▸ Objective:
Go through the lines below and copy each one that holds the string "arbeider".

Items from a dataset:
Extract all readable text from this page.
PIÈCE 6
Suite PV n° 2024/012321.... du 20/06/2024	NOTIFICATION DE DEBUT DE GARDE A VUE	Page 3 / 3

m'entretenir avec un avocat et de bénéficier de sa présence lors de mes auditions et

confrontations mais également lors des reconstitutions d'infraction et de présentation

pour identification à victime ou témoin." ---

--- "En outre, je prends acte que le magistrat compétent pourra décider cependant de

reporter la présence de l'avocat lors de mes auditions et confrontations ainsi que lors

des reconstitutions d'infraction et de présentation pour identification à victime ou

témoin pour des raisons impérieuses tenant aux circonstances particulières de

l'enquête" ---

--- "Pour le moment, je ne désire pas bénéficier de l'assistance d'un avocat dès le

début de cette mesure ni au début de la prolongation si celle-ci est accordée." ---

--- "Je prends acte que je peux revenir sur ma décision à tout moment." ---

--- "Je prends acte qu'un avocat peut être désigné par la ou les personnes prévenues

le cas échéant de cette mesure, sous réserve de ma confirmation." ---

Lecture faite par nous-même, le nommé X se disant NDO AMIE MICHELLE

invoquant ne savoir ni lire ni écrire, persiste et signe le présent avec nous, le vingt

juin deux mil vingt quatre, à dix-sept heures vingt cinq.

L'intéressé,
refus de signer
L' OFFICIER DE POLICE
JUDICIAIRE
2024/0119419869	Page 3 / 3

--

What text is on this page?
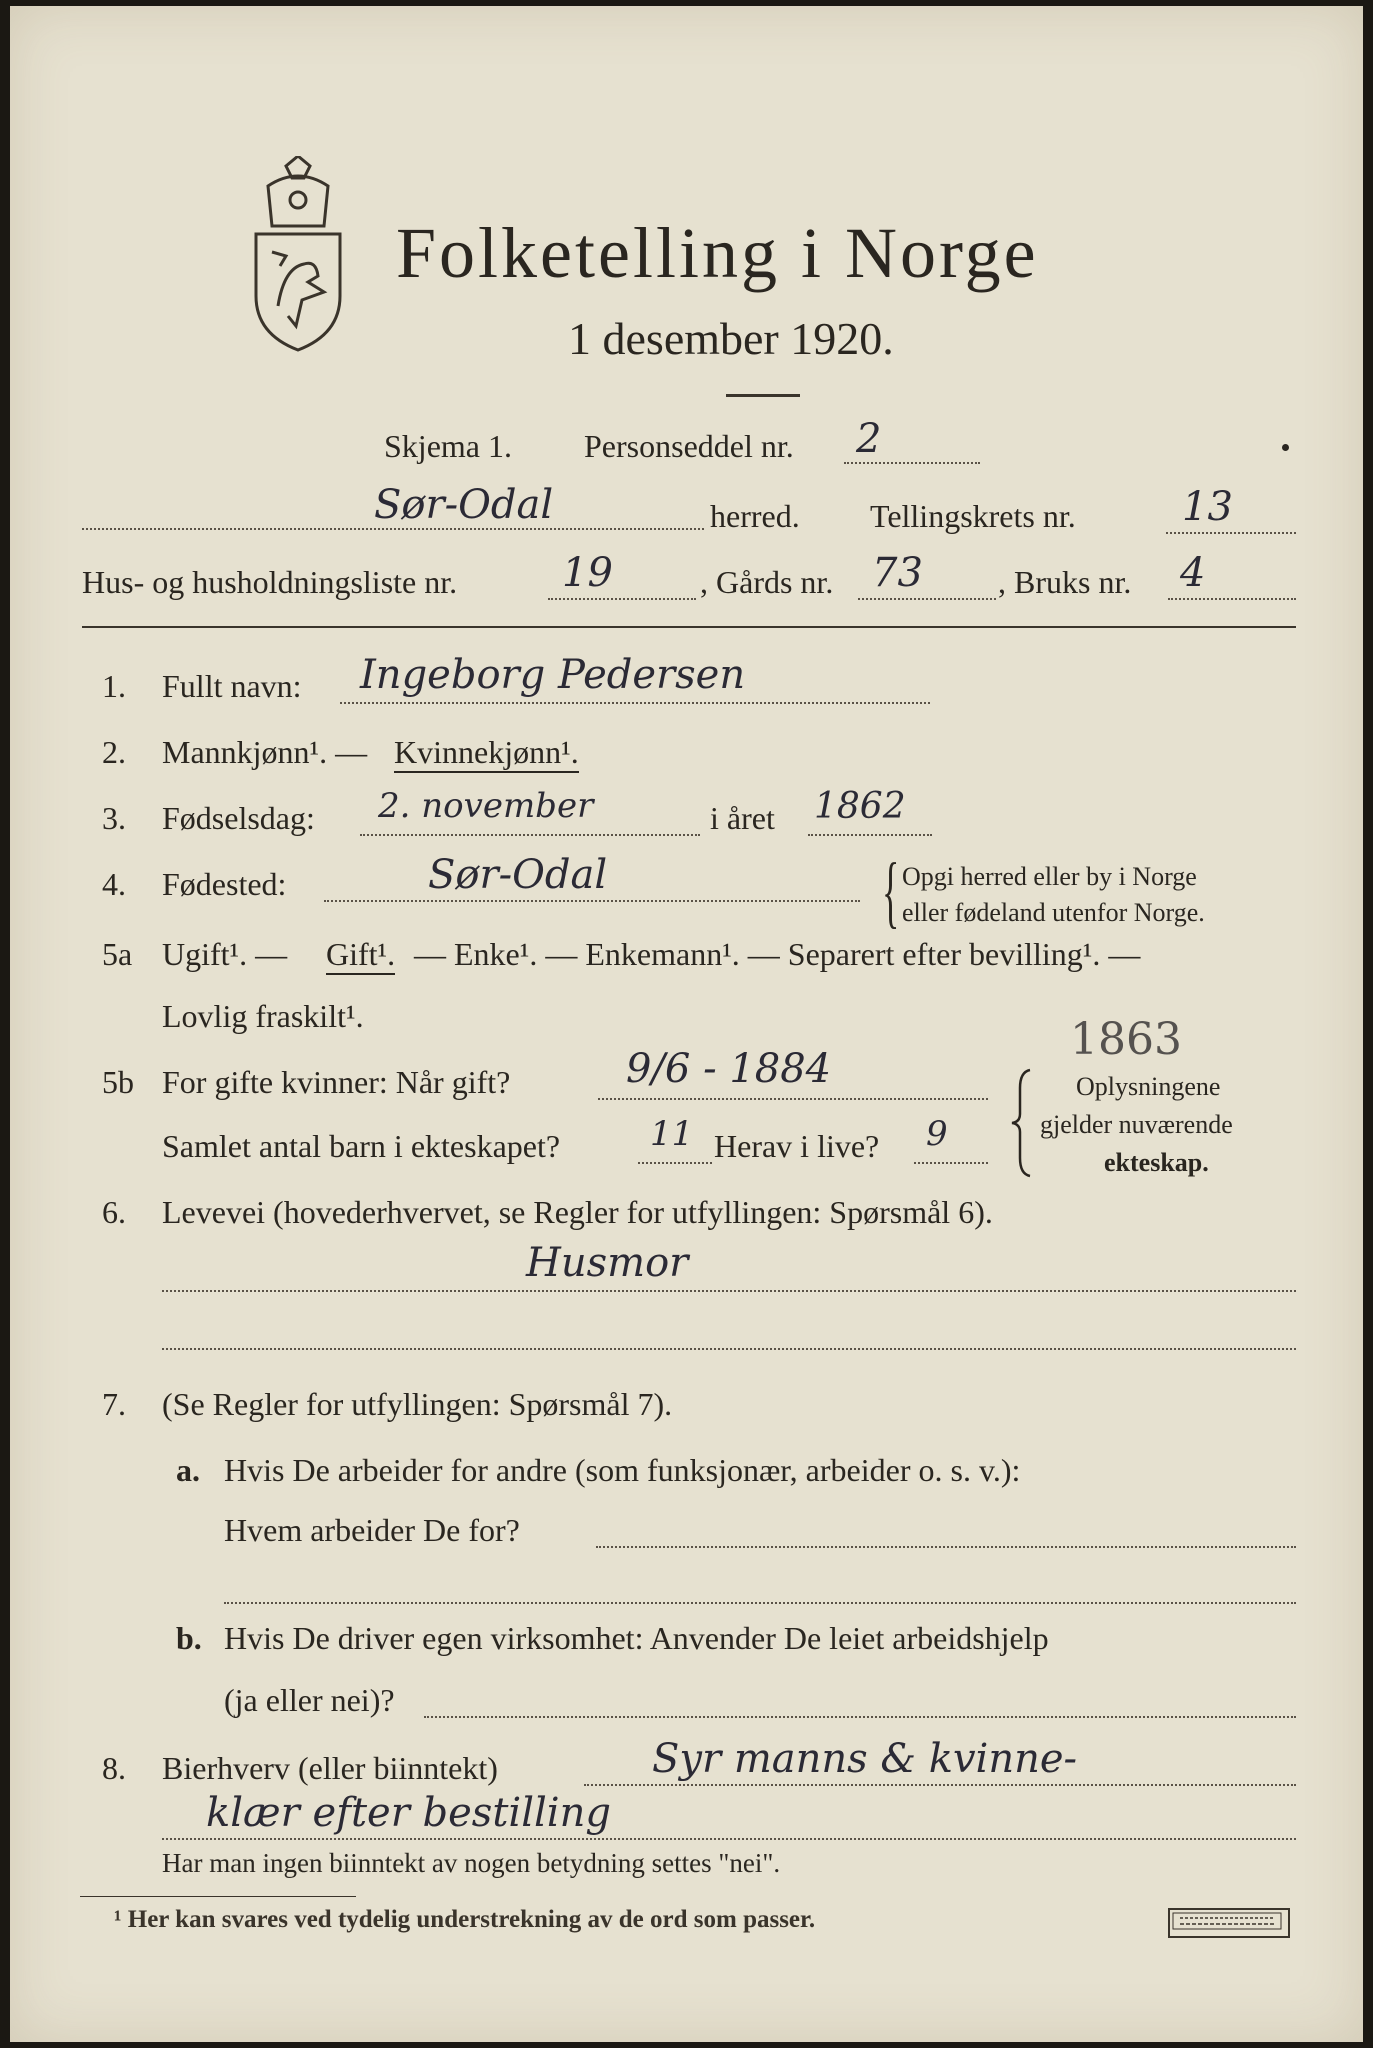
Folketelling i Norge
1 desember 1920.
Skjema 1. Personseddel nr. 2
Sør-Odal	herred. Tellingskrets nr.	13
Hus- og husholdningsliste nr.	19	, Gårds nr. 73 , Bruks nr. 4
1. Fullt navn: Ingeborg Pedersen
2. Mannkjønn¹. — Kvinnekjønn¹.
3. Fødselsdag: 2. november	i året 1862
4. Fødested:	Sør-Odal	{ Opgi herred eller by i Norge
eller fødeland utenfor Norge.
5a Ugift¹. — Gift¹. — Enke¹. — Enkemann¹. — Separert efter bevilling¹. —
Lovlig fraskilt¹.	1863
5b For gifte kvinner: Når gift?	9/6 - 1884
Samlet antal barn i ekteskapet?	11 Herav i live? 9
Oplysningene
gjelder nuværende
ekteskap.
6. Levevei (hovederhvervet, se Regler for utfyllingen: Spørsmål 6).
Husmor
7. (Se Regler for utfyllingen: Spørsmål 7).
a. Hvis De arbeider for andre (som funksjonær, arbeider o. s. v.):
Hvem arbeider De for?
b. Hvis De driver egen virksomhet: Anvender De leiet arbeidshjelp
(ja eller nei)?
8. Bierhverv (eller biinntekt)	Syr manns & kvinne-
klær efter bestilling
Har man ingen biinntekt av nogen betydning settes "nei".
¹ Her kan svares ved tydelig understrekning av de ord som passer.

...

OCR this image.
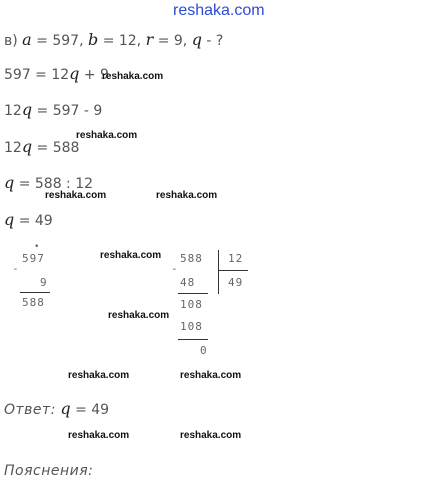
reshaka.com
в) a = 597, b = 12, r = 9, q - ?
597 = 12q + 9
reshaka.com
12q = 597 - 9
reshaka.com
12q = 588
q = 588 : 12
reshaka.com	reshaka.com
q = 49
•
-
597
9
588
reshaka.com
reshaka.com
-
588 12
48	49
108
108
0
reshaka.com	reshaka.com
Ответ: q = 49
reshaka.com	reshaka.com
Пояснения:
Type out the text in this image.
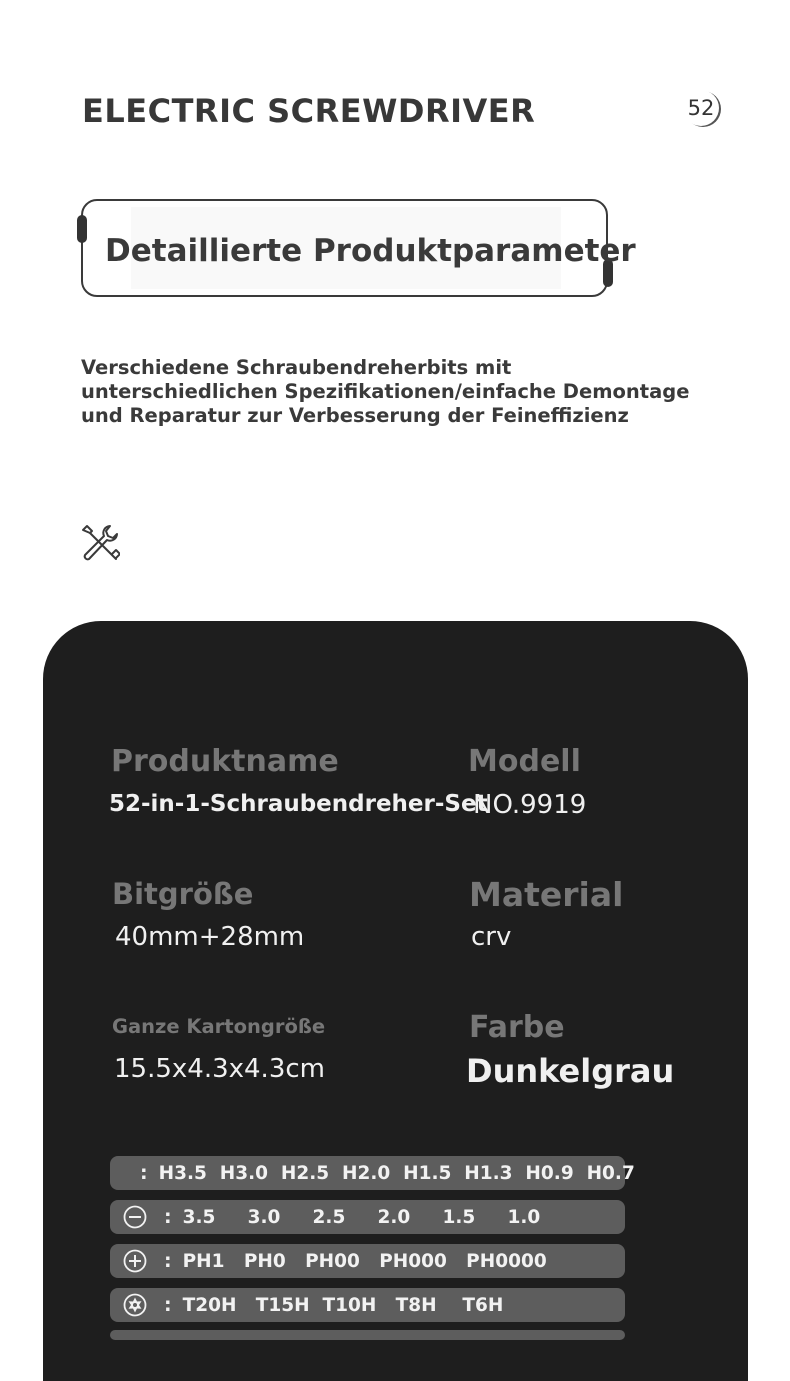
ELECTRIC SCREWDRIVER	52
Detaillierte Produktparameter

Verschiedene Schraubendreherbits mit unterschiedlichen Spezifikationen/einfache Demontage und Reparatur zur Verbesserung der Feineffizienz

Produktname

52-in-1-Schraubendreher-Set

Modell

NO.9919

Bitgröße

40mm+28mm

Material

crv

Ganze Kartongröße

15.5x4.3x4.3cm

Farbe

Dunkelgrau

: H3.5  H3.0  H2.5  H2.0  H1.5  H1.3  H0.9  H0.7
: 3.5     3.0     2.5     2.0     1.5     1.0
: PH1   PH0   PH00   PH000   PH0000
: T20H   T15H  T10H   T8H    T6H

▸ Exercise solution:
a. Hvis De arbeider for andre (som funksjonær, arbeider o. s. v.):
Hvem arbeider De for?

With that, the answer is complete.